* BEGIN The records *
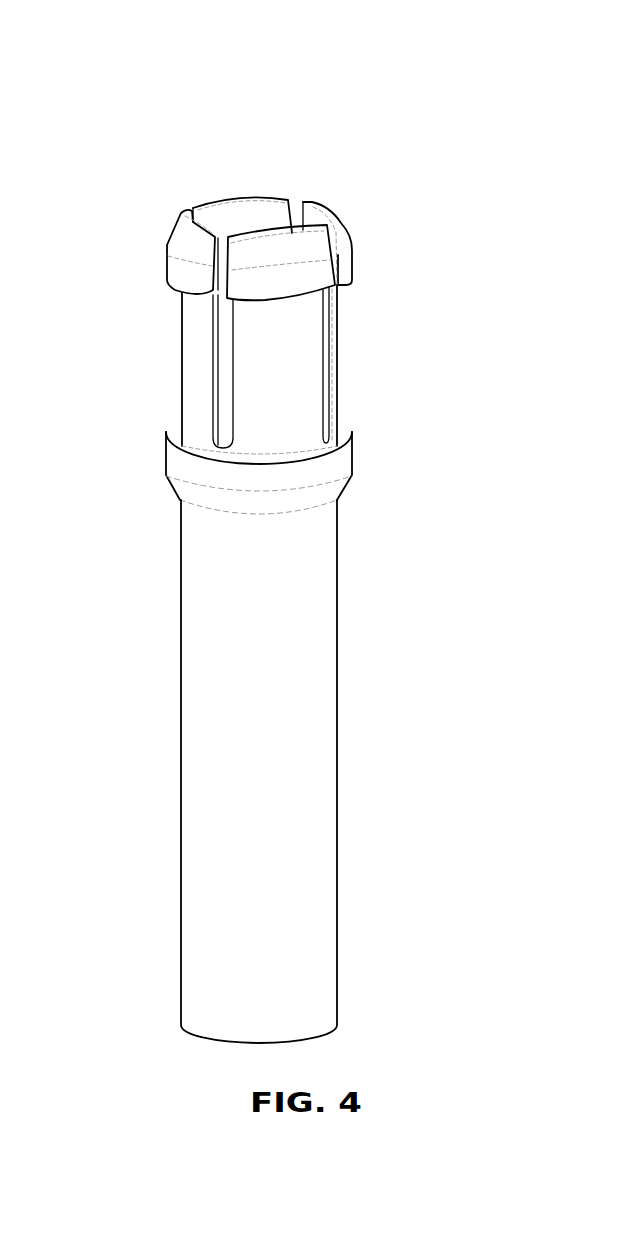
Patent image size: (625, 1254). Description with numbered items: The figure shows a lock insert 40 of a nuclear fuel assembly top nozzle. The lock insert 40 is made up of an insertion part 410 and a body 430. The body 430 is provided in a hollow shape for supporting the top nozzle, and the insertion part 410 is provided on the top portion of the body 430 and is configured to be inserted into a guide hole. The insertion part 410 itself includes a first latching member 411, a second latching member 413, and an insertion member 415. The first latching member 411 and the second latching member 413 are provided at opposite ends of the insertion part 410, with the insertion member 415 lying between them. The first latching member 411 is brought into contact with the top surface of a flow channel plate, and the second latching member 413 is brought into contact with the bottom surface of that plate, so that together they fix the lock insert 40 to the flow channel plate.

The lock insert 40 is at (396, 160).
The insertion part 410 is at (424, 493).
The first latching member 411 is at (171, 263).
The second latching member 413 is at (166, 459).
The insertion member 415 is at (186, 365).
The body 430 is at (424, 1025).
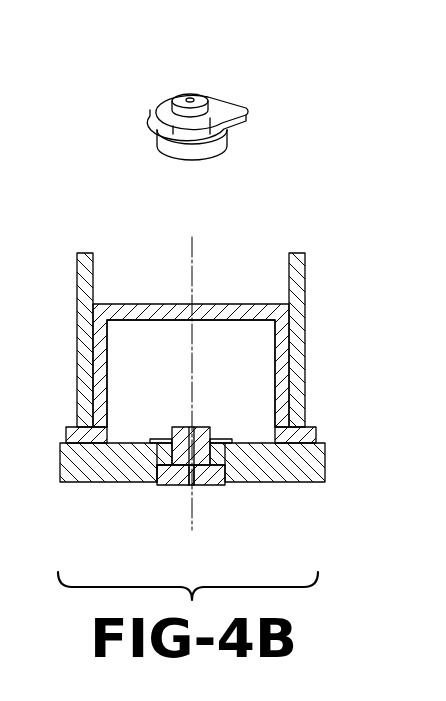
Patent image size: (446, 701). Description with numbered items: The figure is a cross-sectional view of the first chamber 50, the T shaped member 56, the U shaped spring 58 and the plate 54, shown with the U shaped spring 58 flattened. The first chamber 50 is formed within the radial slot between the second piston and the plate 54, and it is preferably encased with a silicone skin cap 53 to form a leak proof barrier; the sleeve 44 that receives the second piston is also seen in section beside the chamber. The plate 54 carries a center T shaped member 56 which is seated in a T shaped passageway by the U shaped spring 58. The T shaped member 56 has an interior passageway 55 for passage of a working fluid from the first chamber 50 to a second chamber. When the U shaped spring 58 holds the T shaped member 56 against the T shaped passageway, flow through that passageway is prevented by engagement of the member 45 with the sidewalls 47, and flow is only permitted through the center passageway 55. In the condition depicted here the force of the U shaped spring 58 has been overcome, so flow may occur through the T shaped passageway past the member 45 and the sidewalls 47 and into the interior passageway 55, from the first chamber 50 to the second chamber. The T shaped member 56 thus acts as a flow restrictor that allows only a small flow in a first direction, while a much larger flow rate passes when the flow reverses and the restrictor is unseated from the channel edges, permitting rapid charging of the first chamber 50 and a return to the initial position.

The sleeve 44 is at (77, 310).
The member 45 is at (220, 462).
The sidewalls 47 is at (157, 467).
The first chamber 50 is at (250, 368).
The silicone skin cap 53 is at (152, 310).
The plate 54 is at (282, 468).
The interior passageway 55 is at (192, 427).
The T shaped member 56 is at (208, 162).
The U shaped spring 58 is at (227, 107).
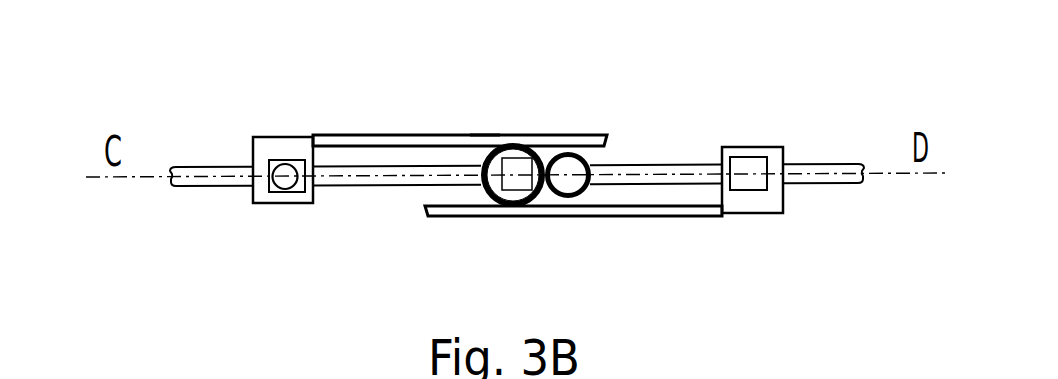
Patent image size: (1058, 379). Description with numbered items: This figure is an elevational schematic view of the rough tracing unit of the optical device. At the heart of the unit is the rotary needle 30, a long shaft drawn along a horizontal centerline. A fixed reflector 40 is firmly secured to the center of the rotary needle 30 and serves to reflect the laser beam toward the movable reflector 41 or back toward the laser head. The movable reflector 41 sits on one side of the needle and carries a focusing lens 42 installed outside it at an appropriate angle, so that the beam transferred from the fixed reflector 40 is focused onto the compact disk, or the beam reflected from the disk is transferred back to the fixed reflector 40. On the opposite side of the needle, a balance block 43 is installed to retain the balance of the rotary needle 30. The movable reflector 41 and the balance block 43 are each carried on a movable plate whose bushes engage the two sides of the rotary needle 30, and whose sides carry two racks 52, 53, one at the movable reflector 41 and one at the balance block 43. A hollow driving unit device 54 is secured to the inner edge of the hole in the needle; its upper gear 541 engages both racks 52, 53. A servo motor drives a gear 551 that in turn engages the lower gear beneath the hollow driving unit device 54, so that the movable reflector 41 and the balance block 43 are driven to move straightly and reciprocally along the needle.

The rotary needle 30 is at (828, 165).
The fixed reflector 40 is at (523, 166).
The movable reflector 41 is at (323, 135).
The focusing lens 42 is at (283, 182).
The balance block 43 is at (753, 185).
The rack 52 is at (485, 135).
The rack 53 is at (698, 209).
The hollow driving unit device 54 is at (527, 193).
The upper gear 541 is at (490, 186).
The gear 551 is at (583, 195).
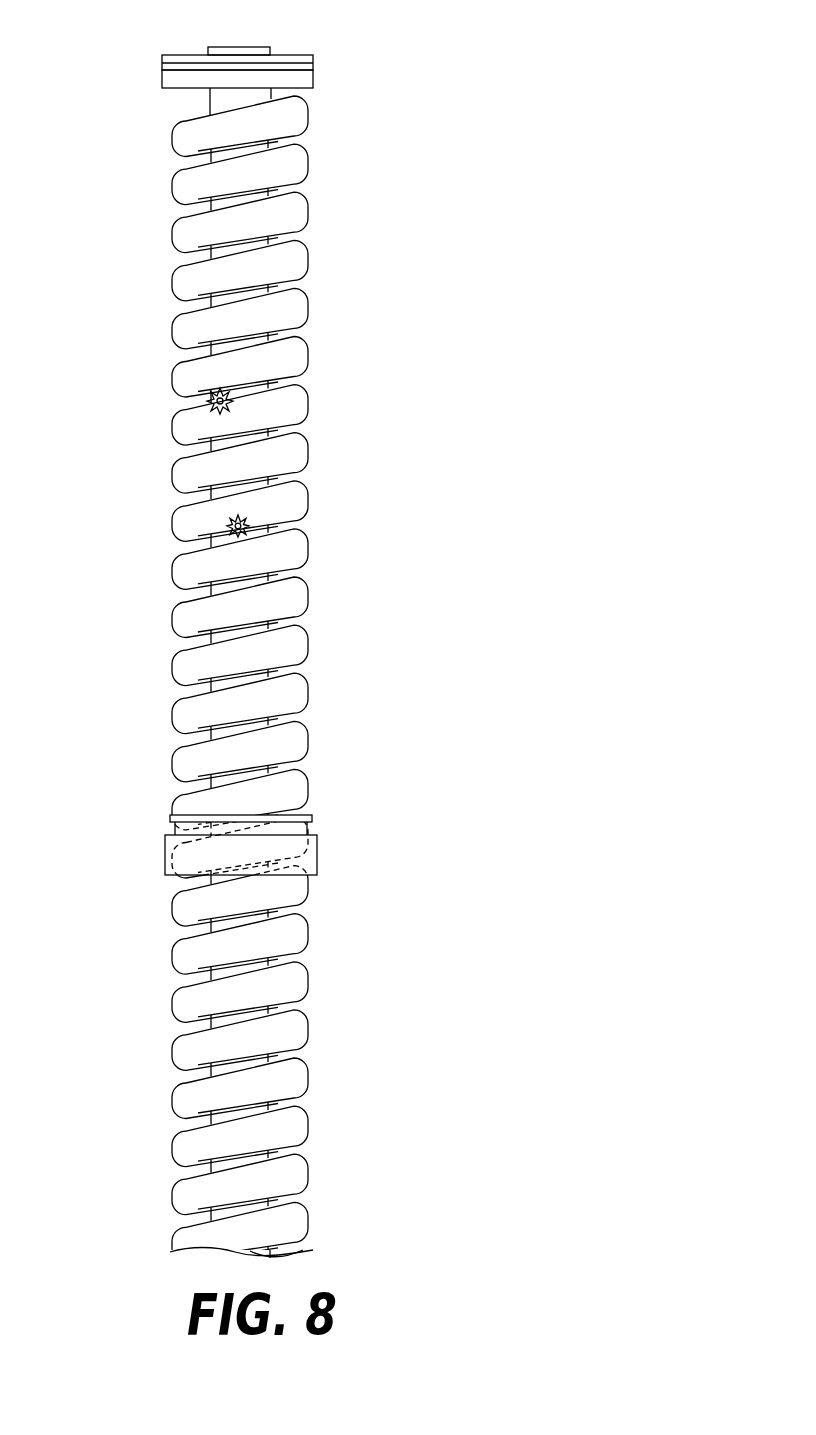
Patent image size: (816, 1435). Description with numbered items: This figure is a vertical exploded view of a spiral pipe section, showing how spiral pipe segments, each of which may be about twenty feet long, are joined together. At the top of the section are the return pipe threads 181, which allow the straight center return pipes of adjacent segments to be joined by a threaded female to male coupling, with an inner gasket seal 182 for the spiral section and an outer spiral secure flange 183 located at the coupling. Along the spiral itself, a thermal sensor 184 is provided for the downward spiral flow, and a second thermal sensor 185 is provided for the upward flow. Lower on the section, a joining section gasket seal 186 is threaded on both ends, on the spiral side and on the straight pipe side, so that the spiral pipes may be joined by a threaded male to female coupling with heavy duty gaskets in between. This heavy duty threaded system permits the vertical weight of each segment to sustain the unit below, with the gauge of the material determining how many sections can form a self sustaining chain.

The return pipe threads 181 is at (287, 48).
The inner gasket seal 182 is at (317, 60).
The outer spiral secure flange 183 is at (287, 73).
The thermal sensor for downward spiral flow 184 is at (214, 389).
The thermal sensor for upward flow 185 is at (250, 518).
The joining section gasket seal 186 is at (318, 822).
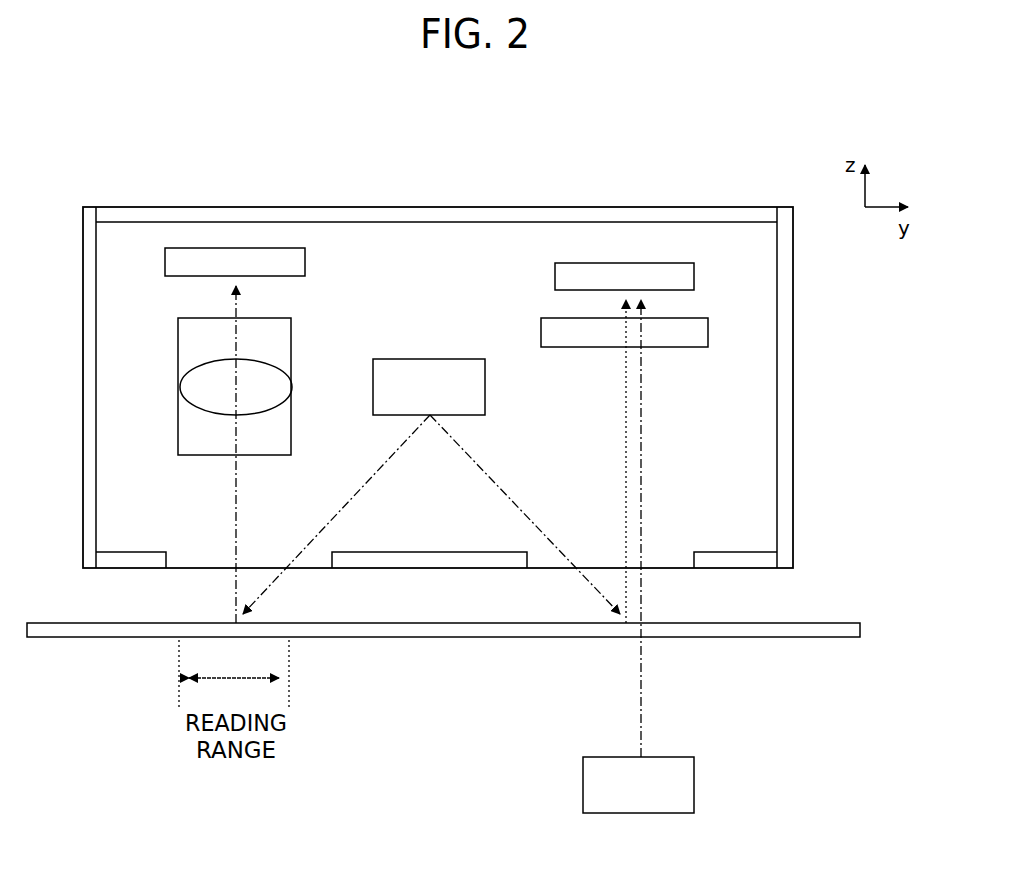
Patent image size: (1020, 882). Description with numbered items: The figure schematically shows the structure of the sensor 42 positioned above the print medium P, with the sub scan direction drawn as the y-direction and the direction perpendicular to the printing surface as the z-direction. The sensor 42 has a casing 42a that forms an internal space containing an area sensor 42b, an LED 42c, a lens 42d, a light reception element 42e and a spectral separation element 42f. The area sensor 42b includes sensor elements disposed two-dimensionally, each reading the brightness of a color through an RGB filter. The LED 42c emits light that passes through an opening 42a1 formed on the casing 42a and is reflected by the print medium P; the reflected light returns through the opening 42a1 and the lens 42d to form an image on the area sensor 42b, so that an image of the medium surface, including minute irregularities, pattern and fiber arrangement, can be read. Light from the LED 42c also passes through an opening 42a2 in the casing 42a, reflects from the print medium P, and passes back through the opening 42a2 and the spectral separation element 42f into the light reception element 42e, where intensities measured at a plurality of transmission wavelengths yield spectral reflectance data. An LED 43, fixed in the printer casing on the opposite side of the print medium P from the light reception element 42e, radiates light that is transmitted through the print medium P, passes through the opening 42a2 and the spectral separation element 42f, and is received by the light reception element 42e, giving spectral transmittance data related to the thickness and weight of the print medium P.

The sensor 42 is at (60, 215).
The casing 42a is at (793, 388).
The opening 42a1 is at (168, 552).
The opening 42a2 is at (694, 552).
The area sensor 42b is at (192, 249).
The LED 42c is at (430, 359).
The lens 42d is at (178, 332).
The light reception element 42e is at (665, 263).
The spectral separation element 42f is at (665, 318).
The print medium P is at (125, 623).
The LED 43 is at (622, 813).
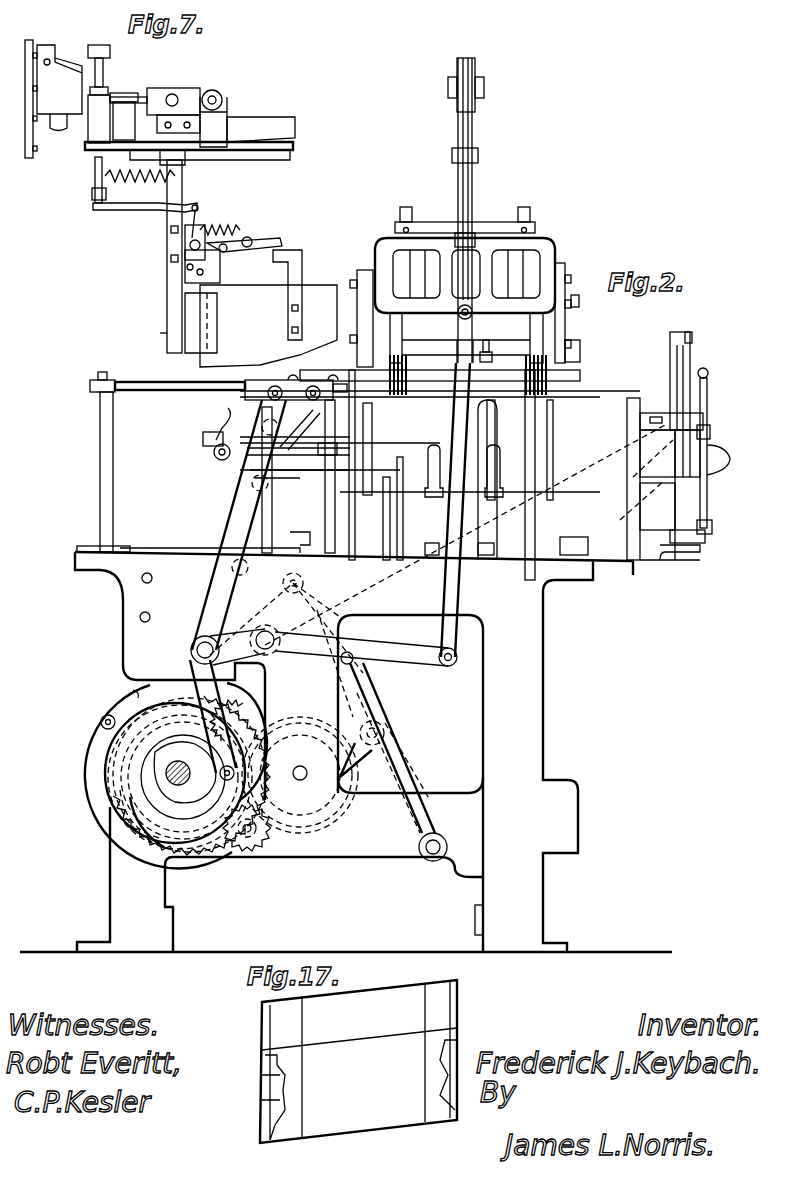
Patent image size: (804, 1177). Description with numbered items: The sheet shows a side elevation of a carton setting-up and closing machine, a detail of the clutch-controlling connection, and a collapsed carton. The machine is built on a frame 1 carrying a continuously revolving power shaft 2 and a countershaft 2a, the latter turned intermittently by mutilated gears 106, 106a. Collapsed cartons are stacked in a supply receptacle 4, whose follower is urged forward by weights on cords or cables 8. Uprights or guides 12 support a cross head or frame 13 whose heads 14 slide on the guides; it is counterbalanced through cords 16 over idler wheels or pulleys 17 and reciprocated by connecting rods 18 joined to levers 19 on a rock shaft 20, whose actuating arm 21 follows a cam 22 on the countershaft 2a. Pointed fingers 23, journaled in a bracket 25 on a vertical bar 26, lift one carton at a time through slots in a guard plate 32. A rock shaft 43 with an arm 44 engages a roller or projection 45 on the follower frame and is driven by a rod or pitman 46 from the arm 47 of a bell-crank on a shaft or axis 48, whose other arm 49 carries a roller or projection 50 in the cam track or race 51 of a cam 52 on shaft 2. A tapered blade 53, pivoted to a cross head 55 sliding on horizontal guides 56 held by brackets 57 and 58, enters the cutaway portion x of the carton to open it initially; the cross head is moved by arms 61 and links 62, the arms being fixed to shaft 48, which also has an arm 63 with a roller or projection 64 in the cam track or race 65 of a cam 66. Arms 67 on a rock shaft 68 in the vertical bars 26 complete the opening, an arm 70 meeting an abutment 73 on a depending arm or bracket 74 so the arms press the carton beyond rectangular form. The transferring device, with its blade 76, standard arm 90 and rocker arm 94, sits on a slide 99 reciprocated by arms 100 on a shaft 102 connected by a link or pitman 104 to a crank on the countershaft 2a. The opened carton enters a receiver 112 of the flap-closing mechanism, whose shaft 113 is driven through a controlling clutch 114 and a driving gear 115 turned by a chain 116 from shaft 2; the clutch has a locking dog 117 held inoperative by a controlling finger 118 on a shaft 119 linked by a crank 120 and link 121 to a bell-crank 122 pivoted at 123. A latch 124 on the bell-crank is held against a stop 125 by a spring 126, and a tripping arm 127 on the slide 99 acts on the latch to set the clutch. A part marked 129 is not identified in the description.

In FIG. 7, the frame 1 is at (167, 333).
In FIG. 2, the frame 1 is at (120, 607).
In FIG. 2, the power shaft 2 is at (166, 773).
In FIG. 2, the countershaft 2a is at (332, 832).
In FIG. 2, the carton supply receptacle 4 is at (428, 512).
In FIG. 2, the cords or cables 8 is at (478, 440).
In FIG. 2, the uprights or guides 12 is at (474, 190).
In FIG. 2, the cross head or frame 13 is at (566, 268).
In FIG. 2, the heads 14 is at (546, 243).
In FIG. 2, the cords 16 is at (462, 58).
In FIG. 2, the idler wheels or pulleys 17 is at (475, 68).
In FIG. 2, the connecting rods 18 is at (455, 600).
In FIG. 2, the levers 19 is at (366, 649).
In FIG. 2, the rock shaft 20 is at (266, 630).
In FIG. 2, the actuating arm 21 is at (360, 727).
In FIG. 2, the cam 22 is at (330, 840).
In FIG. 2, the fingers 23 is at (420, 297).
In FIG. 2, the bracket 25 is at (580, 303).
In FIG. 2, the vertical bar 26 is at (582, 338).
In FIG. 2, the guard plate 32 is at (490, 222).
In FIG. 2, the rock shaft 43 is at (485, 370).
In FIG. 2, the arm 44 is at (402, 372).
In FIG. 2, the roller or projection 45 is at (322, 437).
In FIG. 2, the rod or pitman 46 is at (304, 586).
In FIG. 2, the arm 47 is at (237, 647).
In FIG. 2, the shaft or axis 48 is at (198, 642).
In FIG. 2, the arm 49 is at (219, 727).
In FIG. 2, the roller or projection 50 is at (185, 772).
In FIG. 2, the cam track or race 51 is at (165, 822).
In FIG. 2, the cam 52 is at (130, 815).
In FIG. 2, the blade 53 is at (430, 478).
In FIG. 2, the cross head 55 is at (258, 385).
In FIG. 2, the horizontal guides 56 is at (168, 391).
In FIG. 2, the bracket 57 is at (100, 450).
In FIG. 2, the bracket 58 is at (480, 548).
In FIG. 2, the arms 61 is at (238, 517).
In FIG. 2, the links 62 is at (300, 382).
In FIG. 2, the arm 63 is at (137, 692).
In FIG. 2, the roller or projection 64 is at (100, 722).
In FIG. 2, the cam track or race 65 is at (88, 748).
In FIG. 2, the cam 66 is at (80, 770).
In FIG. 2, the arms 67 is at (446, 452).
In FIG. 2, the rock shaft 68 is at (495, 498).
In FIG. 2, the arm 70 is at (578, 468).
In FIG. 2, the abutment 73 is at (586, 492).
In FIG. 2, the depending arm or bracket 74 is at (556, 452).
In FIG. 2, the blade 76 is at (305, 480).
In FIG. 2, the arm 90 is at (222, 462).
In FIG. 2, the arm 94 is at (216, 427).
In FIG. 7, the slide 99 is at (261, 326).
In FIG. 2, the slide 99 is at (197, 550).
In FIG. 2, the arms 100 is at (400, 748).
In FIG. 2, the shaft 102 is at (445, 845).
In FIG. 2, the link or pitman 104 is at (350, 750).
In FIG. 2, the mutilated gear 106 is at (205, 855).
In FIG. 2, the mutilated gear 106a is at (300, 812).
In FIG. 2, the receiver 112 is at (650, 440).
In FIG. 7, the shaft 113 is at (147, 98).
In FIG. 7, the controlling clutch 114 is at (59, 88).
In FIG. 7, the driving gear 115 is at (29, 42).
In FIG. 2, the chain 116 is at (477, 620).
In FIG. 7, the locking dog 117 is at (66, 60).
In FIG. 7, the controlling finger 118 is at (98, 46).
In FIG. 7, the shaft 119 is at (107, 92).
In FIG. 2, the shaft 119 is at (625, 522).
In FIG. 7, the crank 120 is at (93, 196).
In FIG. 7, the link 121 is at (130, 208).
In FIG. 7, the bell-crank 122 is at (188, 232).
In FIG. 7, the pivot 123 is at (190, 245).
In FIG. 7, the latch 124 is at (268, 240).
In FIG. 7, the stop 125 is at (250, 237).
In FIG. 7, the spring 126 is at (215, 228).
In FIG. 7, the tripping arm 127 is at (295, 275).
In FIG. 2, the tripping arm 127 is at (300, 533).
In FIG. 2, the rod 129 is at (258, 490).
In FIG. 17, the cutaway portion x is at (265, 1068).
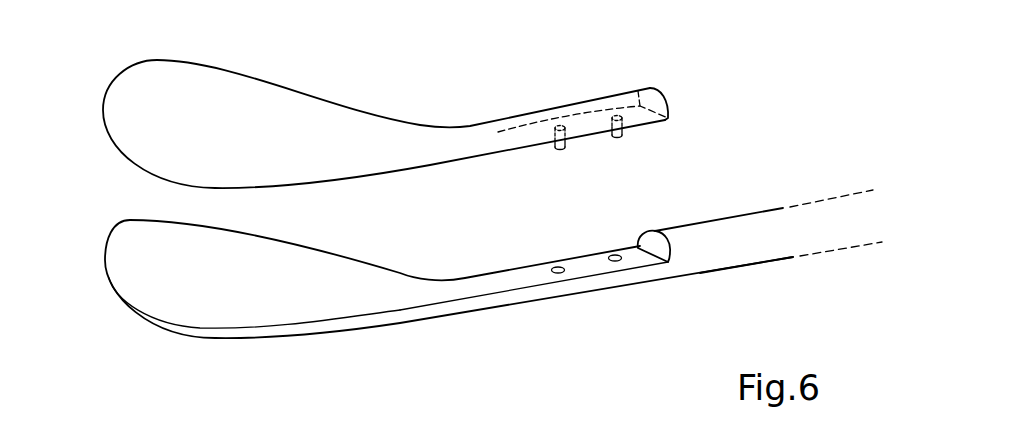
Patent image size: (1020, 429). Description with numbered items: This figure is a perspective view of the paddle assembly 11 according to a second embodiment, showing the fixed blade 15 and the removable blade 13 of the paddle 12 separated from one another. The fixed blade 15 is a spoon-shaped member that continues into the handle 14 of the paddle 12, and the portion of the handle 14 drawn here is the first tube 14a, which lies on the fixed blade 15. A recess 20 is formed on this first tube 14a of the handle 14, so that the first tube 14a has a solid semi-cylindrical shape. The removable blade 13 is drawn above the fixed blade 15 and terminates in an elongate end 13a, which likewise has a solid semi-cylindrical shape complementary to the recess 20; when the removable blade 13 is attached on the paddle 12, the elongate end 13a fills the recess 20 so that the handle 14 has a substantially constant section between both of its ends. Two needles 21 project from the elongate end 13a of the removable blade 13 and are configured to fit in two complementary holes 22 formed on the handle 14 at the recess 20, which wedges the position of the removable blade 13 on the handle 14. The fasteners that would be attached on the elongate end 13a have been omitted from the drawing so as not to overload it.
* END The records *
> **Job**
Copy the records above word for word, from their first line through the line containing "The insertion member 415 is at (186, 365).", inclusive. Leave the pictures out.

> **Correct output**
Patent image size: (625, 1254). Description with numbered items: The figure shows a lock insert 40 of a nuclear fuel assembly top nozzle. The lock insert 40 is made up of an insertion part 410 and a body 430. The body 430 is provided in a hollow shape for supporting the top nozzle, and the insertion part 410 is provided on the top portion of the body 430 and is configured to be inserted into a guide hole. The insertion part 410 itself includes a first latching member 411, a second latching member 413, and an insertion member 415. The first latching member 411 and the second latching member 413 are provided at opposite ends of the insertion part 410, with the insertion member 415 lying between them. The first latching member 411 is brought into contact with the top surface of a flow channel plate, and the second latching member 413 is brought into contact with the bottom surface of that plate, so that together they fix the lock insert 40 to the flow channel plate.

The lock insert 40 is at (396, 160).
The insertion part 410 is at (424, 493).
The first latching member 411 is at (171, 263).
The second latching member 413 is at (166, 459).
The insertion member 415 is at (186, 365).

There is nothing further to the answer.